begin Entries supplied
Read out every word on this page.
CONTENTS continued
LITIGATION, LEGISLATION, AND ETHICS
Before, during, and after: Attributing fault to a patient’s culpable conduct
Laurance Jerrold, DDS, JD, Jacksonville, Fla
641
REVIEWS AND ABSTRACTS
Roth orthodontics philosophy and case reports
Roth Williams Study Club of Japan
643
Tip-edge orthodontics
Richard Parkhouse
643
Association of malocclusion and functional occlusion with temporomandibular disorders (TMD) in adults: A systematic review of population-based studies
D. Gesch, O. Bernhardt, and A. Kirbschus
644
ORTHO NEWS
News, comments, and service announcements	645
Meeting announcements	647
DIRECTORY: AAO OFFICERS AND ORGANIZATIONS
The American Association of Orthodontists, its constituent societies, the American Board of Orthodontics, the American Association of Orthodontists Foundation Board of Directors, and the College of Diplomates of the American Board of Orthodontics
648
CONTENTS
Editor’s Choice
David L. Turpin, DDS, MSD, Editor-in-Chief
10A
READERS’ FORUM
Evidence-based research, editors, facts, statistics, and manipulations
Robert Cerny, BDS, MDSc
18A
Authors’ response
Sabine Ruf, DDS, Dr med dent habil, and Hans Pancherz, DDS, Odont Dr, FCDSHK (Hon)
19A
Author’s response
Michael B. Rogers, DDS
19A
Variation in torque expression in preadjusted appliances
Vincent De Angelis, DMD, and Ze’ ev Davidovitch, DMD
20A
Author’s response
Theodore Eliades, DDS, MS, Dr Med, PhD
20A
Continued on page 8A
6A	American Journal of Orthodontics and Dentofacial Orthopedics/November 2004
end Entries supplied
begin Entries supplied
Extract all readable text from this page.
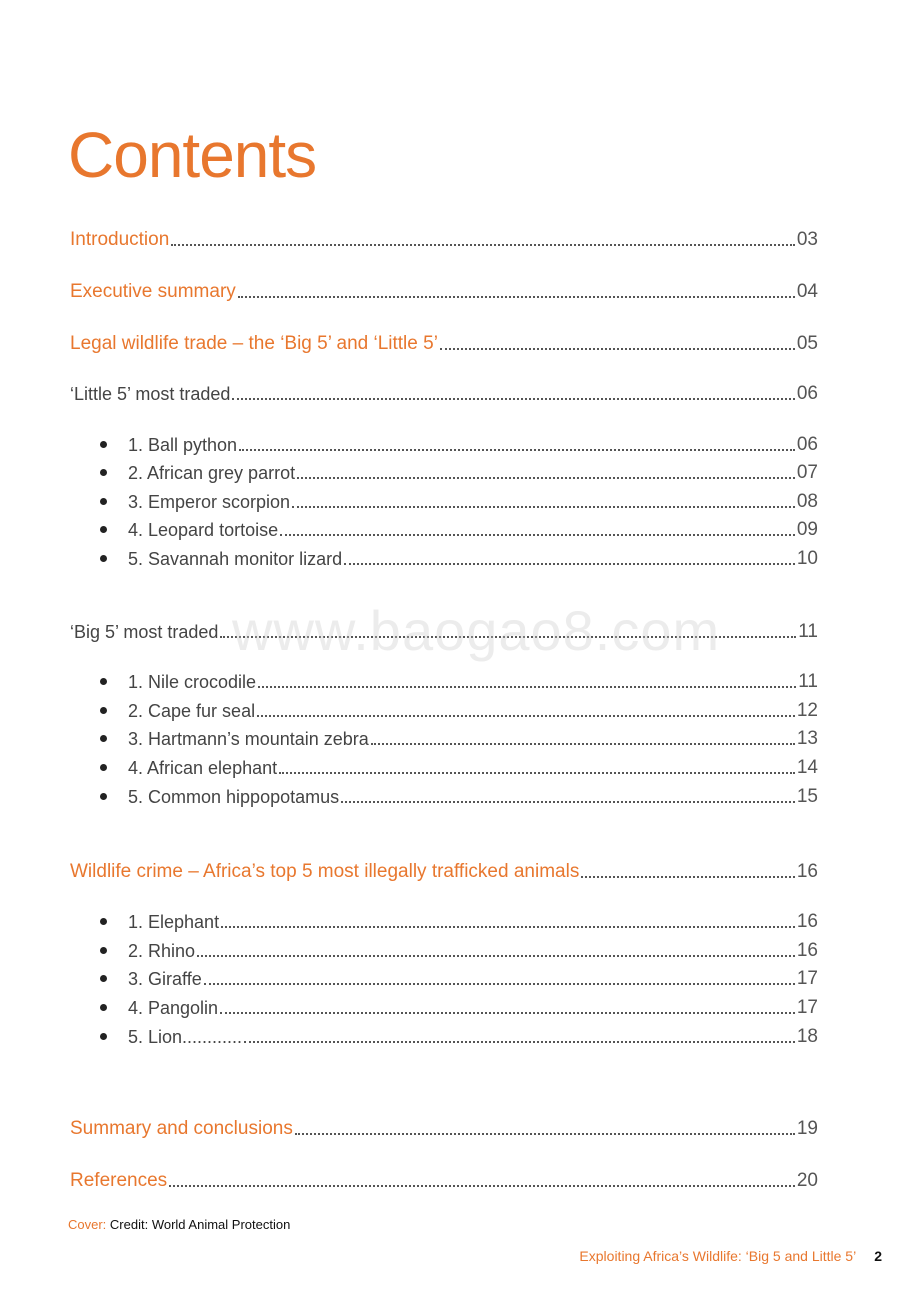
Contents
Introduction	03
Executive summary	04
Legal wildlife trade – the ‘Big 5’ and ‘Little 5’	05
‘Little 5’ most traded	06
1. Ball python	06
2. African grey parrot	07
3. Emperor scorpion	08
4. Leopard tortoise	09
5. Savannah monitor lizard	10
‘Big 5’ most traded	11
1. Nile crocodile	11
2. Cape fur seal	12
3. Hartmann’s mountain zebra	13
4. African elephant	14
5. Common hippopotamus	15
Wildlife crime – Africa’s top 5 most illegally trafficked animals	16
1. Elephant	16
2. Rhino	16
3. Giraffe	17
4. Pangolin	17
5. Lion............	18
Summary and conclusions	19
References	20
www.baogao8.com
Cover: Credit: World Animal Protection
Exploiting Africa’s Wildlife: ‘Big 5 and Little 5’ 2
end Entries supplied
Aim of the exercise:
Search the lines above for the string "based" and copy each line that has it.

Complete output:
Association of malocclusion and functional occlusion with temporomandibular disorders (TMD) in adults: A systematic review of population-based studies
Evidence-based research, editors, facts, statistics, and manipulations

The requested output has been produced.